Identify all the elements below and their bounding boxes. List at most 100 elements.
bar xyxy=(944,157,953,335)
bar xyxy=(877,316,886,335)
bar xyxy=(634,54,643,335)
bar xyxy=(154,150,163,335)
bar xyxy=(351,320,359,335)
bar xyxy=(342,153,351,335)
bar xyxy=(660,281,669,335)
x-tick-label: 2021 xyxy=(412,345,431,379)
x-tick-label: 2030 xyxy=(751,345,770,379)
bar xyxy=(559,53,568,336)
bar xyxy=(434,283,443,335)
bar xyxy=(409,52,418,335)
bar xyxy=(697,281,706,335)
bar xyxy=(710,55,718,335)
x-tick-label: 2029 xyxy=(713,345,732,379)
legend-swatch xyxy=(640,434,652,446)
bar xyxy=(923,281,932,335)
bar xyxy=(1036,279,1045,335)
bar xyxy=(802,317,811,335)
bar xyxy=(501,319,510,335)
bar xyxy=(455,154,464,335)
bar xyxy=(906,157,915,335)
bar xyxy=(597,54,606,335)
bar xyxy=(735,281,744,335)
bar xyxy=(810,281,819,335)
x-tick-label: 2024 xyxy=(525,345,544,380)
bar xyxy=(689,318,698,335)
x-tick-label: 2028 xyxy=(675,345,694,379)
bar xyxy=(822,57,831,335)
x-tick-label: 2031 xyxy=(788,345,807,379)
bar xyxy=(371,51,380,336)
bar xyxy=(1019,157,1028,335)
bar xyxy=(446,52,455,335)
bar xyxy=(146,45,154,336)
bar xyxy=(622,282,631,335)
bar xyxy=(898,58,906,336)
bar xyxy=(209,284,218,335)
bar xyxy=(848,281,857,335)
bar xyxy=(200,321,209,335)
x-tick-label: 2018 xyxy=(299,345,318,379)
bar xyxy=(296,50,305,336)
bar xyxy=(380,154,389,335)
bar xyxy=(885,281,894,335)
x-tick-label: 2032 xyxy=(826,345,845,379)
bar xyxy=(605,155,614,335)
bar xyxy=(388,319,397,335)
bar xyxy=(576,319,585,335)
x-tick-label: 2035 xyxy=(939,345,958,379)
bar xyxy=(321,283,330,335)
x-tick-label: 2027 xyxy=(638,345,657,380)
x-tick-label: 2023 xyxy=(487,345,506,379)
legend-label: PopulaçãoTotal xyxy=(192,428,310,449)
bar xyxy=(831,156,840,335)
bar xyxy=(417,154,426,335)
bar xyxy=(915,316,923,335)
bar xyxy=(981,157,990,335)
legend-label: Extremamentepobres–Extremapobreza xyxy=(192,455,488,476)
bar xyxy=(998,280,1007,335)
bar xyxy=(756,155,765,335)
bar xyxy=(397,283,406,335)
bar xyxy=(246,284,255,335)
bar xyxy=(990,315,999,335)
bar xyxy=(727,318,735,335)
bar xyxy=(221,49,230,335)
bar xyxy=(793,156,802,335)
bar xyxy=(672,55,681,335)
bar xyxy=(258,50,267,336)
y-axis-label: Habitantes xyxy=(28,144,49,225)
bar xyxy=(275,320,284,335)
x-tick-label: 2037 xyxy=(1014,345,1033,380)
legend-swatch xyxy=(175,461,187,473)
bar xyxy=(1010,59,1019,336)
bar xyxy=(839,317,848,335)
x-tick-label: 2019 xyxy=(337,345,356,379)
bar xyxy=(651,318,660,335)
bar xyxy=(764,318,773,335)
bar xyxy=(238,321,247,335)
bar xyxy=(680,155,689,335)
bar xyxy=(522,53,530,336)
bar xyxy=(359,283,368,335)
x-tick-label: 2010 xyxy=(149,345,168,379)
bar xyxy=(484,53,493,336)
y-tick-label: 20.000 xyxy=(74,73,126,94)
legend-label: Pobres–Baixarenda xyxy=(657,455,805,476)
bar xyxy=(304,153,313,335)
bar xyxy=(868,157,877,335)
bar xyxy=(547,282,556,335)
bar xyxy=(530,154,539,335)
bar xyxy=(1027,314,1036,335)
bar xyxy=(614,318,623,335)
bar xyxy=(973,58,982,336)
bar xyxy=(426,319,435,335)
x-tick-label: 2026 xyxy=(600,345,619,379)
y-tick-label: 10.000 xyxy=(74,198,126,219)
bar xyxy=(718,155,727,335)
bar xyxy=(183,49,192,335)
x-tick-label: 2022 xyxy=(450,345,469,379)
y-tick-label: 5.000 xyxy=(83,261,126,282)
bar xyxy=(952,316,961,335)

» **What you have to do**:
Rewrite the rows above, changing every "x-tick-label" to "year-label" and keeping everything else the same.

» **In response**:
Identify all the elements below and their bounding boxes. List at most 100 elements.
bar xyxy=(944,157,953,335)
bar xyxy=(877,316,886,335)
bar xyxy=(634,54,643,335)
bar xyxy=(154,150,163,335)
bar xyxy=(351,320,359,335)
bar xyxy=(342,153,351,335)
bar xyxy=(660,281,669,335)
year-label: 2021 xyxy=(412,345,431,379)
year-label: 2030 xyxy=(751,345,770,379)
bar xyxy=(559,53,568,336)
bar xyxy=(434,283,443,335)
bar xyxy=(409,52,418,335)
bar xyxy=(697,281,706,335)
bar xyxy=(710,55,718,335)
year-label: 2029 xyxy=(713,345,732,379)
legend-swatch xyxy=(640,434,652,446)
bar xyxy=(923,281,932,335)
bar xyxy=(1036,279,1045,335)
bar xyxy=(802,317,811,335)
bar xyxy=(501,319,510,335)
bar xyxy=(455,154,464,335)
bar xyxy=(906,157,915,335)
bar xyxy=(597,54,606,335)
bar xyxy=(735,281,744,335)
bar xyxy=(810,281,819,335)
year-label: 2024 xyxy=(525,345,544,380)
bar xyxy=(689,318,698,335)
year-label: 2028 xyxy=(675,345,694,379)
bar xyxy=(822,57,831,335)
year-label: 2031 xyxy=(788,345,807,379)
bar xyxy=(371,51,380,336)
bar xyxy=(1019,157,1028,335)
bar xyxy=(446,52,455,335)
bar xyxy=(146,45,154,336)
bar xyxy=(622,282,631,335)
bar xyxy=(898,58,906,336)
bar xyxy=(209,284,218,335)
bar xyxy=(848,281,857,335)
bar xyxy=(200,321,209,335)
year-label: 2018 xyxy=(299,345,318,379)
bar xyxy=(296,50,305,336)
bar xyxy=(380,154,389,335)
bar xyxy=(885,281,894,335)
year-label: 2032 xyxy=(826,345,845,379)
bar xyxy=(605,155,614,335)
bar xyxy=(388,319,397,335)
bar xyxy=(576,319,585,335)
year-label: 2035 xyxy=(939,345,958,379)
bar xyxy=(321,283,330,335)
year-label: 2027 xyxy=(638,345,657,380)
year-label: 2023 xyxy=(487,345,506,379)
legend-label: PopulaçãoTotal xyxy=(192,428,310,449)
bar xyxy=(831,156,840,335)
bar xyxy=(417,154,426,335)
bar xyxy=(915,316,923,335)
bar xyxy=(981,157,990,335)
legend-label: Extremamentepobres–Extremapobreza xyxy=(192,455,488,476)
bar xyxy=(998,280,1007,335)
bar xyxy=(756,155,765,335)
bar xyxy=(397,283,406,335)
bar xyxy=(246,284,255,335)
bar xyxy=(990,315,999,335)
bar xyxy=(727,318,735,335)
bar xyxy=(221,49,230,335)
bar xyxy=(793,156,802,335)
bar xyxy=(672,55,681,335)
bar xyxy=(258,50,267,336)
y-axis-label: Habitantes xyxy=(28,144,49,225)
bar xyxy=(275,320,284,335)
year-label: 2037 xyxy=(1014,345,1033,380)
legend-swatch xyxy=(175,461,187,473)
bar xyxy=(1010,59,1019,336)
bar xyxy=(839,317,848,335)
year-label: 2019 xyxy=(337,345,356,379)
bar xyxy=(651,318,660,335)
bar xyxy=(764,318,773,335)
bar xyxy=(238,321,247,335)
bar xyxy=(680,155,689,335)
bar xyxy=(522,53,530,336)
bar xyxy=(359,283,368,335)
year-label: 2010 xyxy=(149,345,168,379)
bar xyxy=(484,53,493,336)
y-tick-label: 20.000 xyxy=(74,73,126,94)
legend-label: Pobres–Baixarenda xyxy=(657,455,805,476)
bar xyxy=(304,153,313,335)
bar xyxy=(868,157,877,335)
bar xyxy=(547,282,556,335)
bar xyxy=(530,154,539,335)
bar xyxy=(1027,314,1036,335)
bar xyxy=(614,318,623,335)
bar xyxy=(973,58,982,336)
bar xyxy=(426,319,435,335)
year-label: 2026 xyxy=(600,345,619,379)
y-tick-label: 10.000 xyxy=(74,198,126,219)
bar xyxy=(718,155,727,335)
bar xyxy=(183,49,192,335)
year-label: 2022 xyxy=(450,345,469,379)
y-tick-label: 5.000 xyxy=(83,261,126,282)
bar xyxy=(952,316,961,335)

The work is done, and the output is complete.